====== DATA ENTRIES ======

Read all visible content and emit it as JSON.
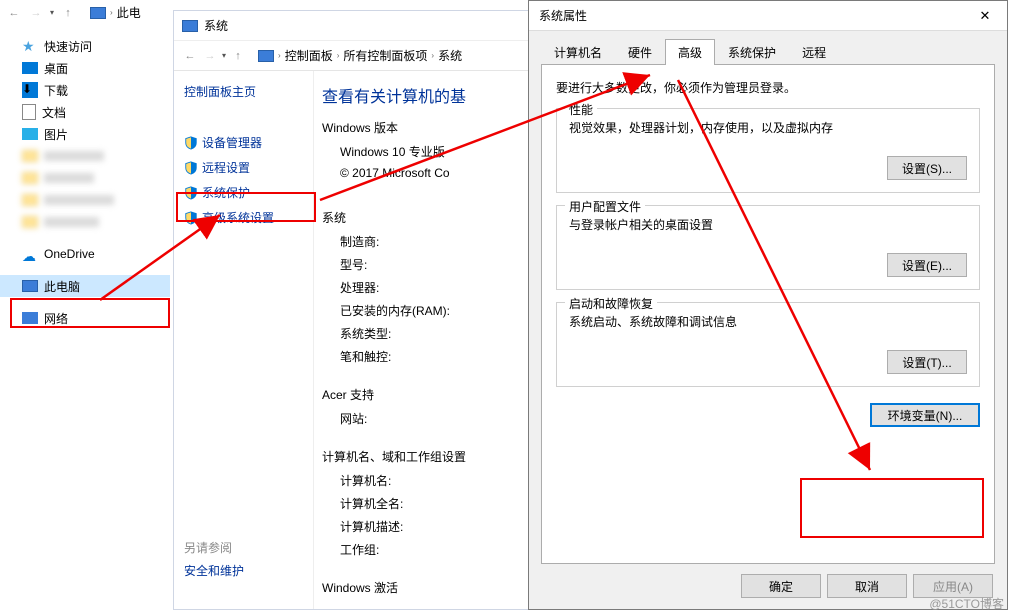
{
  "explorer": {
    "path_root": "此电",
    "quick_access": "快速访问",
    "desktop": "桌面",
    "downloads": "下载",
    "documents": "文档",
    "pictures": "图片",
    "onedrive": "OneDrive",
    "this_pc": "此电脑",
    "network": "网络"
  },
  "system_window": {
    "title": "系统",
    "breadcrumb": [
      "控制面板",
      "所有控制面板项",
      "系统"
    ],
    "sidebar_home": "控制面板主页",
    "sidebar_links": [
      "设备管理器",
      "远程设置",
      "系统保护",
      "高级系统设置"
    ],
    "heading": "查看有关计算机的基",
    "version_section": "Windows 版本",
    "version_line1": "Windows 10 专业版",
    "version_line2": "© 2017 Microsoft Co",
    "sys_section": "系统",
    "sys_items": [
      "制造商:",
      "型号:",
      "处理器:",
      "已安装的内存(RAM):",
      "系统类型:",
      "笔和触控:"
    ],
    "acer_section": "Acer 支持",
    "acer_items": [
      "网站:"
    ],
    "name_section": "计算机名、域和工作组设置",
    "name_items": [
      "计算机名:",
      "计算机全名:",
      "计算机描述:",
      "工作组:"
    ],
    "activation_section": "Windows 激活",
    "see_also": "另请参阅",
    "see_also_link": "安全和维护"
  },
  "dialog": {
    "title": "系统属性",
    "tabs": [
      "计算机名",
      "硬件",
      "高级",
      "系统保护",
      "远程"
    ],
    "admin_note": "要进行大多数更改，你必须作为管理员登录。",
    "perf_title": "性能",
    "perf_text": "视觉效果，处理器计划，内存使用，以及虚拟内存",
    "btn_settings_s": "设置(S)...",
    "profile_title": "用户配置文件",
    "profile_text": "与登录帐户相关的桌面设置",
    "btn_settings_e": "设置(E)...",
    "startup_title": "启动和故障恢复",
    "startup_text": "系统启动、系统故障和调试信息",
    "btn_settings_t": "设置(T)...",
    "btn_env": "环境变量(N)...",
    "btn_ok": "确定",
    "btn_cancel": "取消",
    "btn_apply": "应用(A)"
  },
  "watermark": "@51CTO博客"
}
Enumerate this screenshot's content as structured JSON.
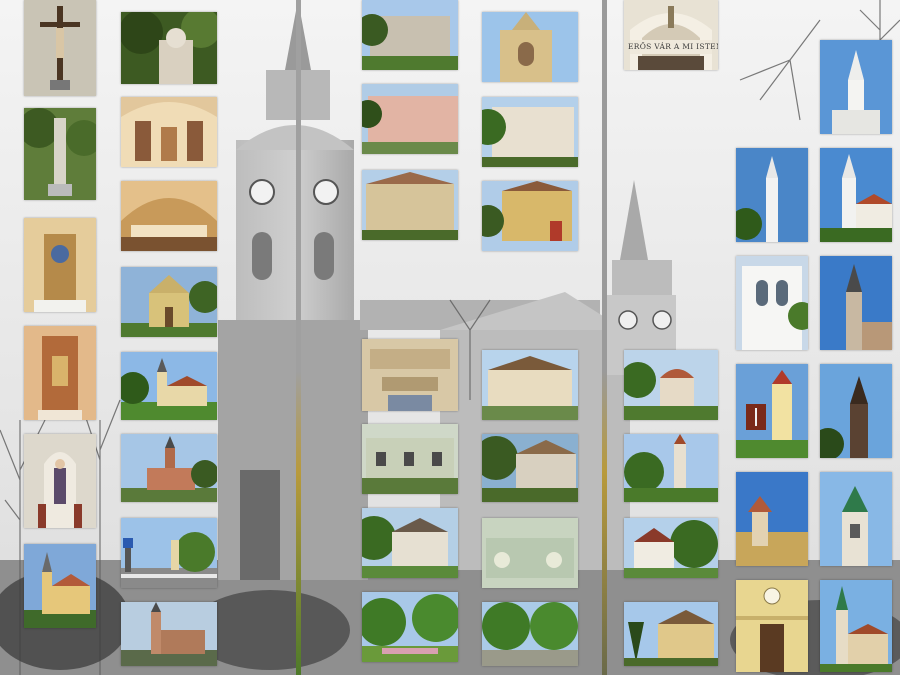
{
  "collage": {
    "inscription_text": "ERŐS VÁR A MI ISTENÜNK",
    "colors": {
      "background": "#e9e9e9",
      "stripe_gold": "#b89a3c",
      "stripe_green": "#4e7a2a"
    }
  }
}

======
====== DATA ENTRIES ======

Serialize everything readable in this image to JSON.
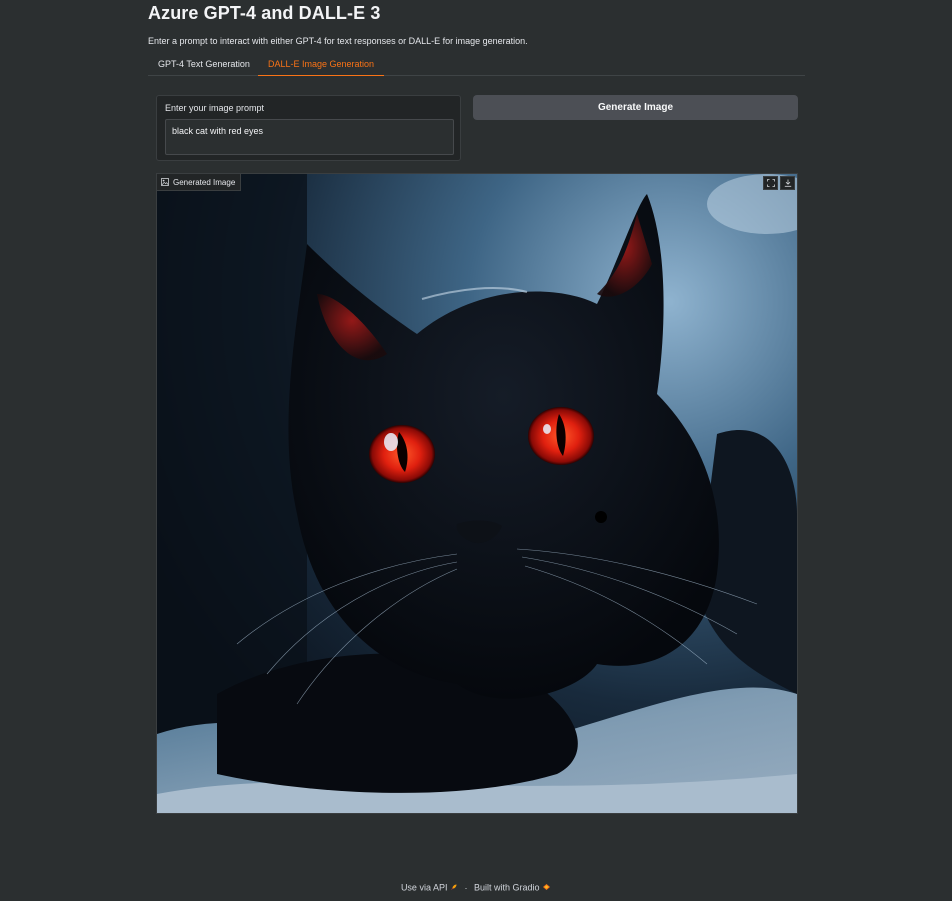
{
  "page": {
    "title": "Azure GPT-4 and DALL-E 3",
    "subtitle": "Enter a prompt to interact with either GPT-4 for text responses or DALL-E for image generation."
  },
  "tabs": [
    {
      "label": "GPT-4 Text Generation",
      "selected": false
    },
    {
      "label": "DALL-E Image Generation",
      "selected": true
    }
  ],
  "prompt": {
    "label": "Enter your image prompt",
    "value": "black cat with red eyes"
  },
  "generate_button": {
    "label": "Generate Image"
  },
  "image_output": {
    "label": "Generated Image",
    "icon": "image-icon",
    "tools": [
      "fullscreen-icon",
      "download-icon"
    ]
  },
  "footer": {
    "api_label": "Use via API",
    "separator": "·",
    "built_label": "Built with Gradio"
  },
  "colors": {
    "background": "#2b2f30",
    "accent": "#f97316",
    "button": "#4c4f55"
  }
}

======

## EXERCISE OBJECTIVE
Identify and copy the lines holding the word "content".

## WRITTEN SOLUTION
Read all visible content and emit it as JSON.
Enumerate this screenshot's content as structured JSON.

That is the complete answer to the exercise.